## WRITTEN REQUEST
Images must not appear in your copy; reproduce every other part of the records exactly.
------ INPUT ROWS
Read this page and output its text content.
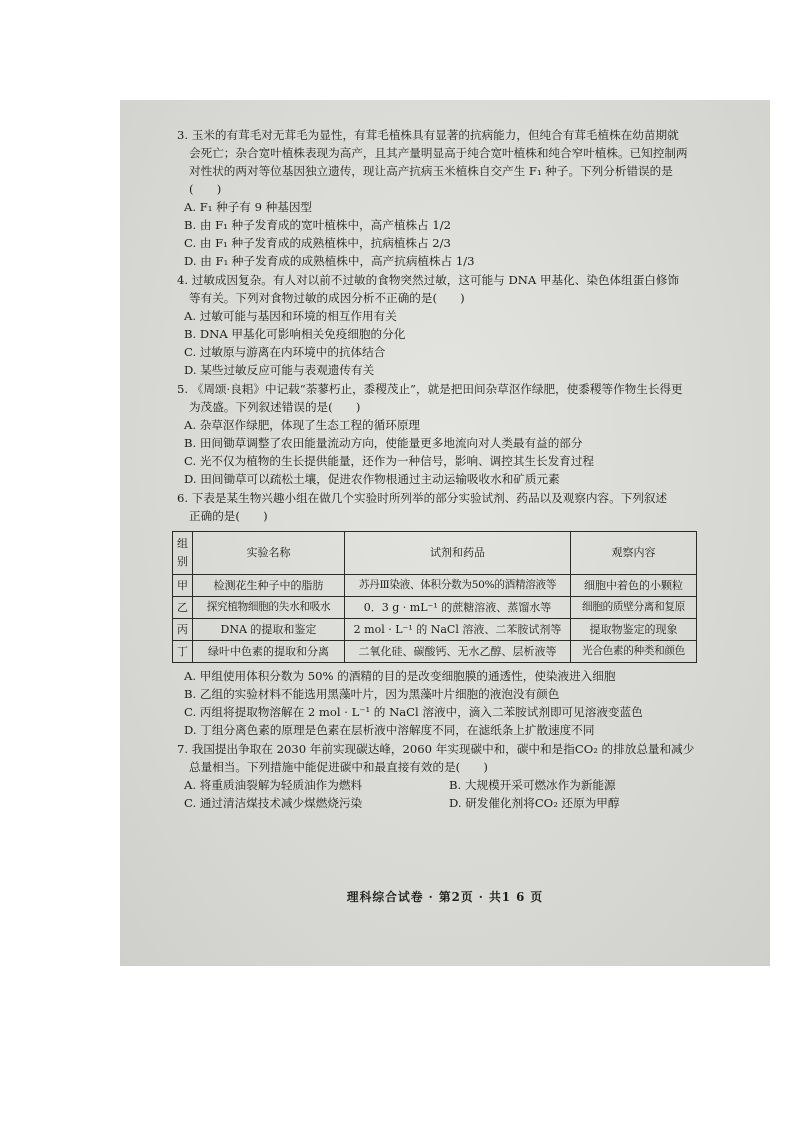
3. 玉米的有茸毛对无茸毛为显性，有茸毛植株具有显著的抗病能力，但纯合有茸毛植株在幼苗期就
会死亡；杂合宽叶植株表现为高产，且其产量明显高于纯合宽叶植株和纯合窄叶植株。已知控制两
对性状的两对等位基因独立遗传，现让高产抗病玉米植株自交产生 F₁ 种子。下列分析错误的是
(　　)
A. F₁ 种子有 9 种基因型
B. 由 F₁ 种子发育成的宽叶植株中，高产植株占 1/2
C. 由 F₁ 种子发育成的成熟植株中，抗病植株占 2/3
D. 由 F₁ 种子发育成的成熟植株中，高产抗病植株占 1/3
4. 过敏成因复杂。有人对以前不过敏的食物突然过敏，这可能与 DNA 甲基化、染色体组蛋白修饰
等有关。下列对食物过敏的成因分析不正确的是(　　)
A. 过敏可能与基因和环境的相互作用有关
B. DNA 甲基化可影响相关免疫细胞的分化
C. 过敏原与游离在内环境中的抗体结合
D. 某些过敏反应可能与表观遗传有关
5. 《周颂·良耜》中记载“荼蓼朽止，黍稷茂止”，就是把田间杂草沤作绿肥，使黍稷等作物生长得更
为茂盛。下列叙述错误的是(　　)
A. 杂草沤作绿肥，体现了生态工程的循环原理
B. 田间锄草调整了农田能量流动方向，使能量更多地流向对人类最有益的部分
C. 光不仅为植物的生长提供能量，还作为一种信号，影响、调控其生长发育过程
D. 田间锄草可以疏松土壤，促进农作物根通过主动运输吸收水和矿质元素
6. 下表是某生物兴趣小组在做几个实验时所列举的部分实验试剂、药品以及观察内容。下列叙述
正确的是(　　)
组
别	实验名称	试剂和药品	观察内容
甲	检测花生种子中的脂肪	苏丹Ⅲ染液、体积分数为50%的酒精溶液等	细胞中着色的小颗粒
乙	探究植物细胞的失水和吸水	0．3 g · mL⁻¹ 的蔗糖溶液、蒸馏水等	细胞的质壁分离和复原
丙	DNA 的提取和鉴定	2 mol · L⁻¹ 的 NaCl 溶液、二苯胺试剂等	提取物鉴定的现象
丁	绿叶中色素的提取和分离	二氧化硅、碳酸钙、无水乙醇、层析液等	光合色素的种类和颜色
A. 甲组使用体积分数为 50% 的酒精的目的是改变细胞膜的通透性，使染液进入细胞
B. 乙组的实验材料不能选用黑藻叶片，因为黑藻叶片细胞的液泡没有颜色
C. 丙组将提取物溶解在 2 mol · L⁻¹ 的 NaCl 溶液中，滴入二苯胺试剂即可见溶液变蓝色
D. 丁组分离色素的原理是色素在层析液中溶解度不同，在滤纸条上扩散速度不同
7. 我国提出争取在 2030 年前实现碳达峰，2060 年实现碳中和，碳中和是指CO₂ 的排放总量和减少
总量相当。下列措施中能促进碳中和最直接有效的是(　　)
A. 将重质油裂解为轻质油作为燃料	B. 大规模开采可燃冰作为新能源
C. 通过清洁煤技术减少煤燃烧污染	D. 研发催化剂将CO₂ 还原为甲醇
理科综合试卷 · 第2页 · 共1 6 页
------------
## OUTPUT OF THE EXERCISE
Read this page and output its text content.
3. 玉米的有茸毛对无茸毛为显性，有茸毛植株具有显著的抗病能力，但纯合有茸毛植株在幼苗期就
会死亡；杂合宽叶植株表现为高产，且其产量明显高于纯合宽叶植株和纯合窄叶植株。已知控制两
对性状的两对等位基因独立遗传，现让高产抗病玉米植株自交产生 F₁ 种子。下列分析错误的是
(　　)
A. F₁ 种子有 9 种基因型
B. 由 F₁ 种子发育成的宽叶植株中，高产植株占 1/2
C. 由 F₁ 种子发育成的成熟植株中，抗病植株占 2/3
D. 由 F₁ 种子发育成的成熟植株中，高产抗病植株占 1/3
4. 过敏成因复杂。有人对以前不过敏的食物突然过敏，这可能与 DNA 甲基化、染色体组蛋白修饰
等有关。下列对食物过敏的成因分析不正确的是(　　)
A. 过敏可能与基因和环境的相互作用有关
B. DNA 甲基化可影响相关免疫细胞的分化
C. 过敏原与游离在内环境中的抗体结合
D. 某些过敏反应可能与表观遗传有关
5. 《周颂·良耜》中记载“荼蓼朽止，黍稷茂止”，就是把田间杂草沤作绿肥，使黍稷等作物生长得更
为茂盛。下列叙述错误的是(　　)
A. 杂草沤作绿肥，体现了生态工程的循环原理
B. 田间锄草调整了农田能量流动方向，使能量更多地流向对人类最有益的部分
C. 光不仅为植物的生长提供能量，还作为一种信号，影响、调控其生长发育过程
D. 田间锄草可以疏松土壤，促进农作物根通过主动运输吸收水和矿质元素
6. 下表是某生物兴趣小组在做几个实验时所列举的部分实验试剂、药品以及观察内容。下列叙述
正确的是(　　)
组
别	实验名称	试剂和药品	观察内容
甲	检测花生种子中的脂肪	苏丹Ⅲ染液、体积分数为50%的酒精溶液等	细胞中着色的小颗粒
乙	探究植物细胞的失水和吸水	0．3 g · mL⁻¹ 的蔗糖溶液、蒸馏水等	细胞的质壁分离和复原
丙	DNA 的提取和鉴定	2 mol · L⁻¹ 的 NaCl 溶液、二苯胺试剂等	提取物鉴定的现象
丁	绿叶中色素的提取和分离	二氧化硅、碳酸钙、无水乙醇、层析液等	光合色素的种类和颜色
A. 甲组使用体积分数为 50% 的酒精的目的是改变细胞膜的通透性，使染液进入细胞
B. 乙组的实验材料不能选用黑藻叶片，因为黑藻叶片细胞的液泡没有颜色
C. 丙组将提取物溶解在 2 mol · L⁻¹ 的 NaCl 溶液中，滴入二苯胺试剂即可见溶液变蓝色
D. 丁组分离色素的原理是色素在层析液中溶解度不同，在滤纸条上扩散速度不同
7. 我国提出争取在 2030 年前实现碳达峰，2060 年实现碳中和，碳中和是指CO₂ 的排放总量和减少
总量相当。下列措施中能促进碳中和最直接有效的是(　　)
A. 将重质油裂解为轻质油作为燃料	B. 大规模开采可燃冰作为新能源
C. 通过清洁煤技术减少煤燃烧污染	D. 研发催化剂将CO₂ 还原为甲醇
理科综合试卷 · 第2页 · 共1 6 页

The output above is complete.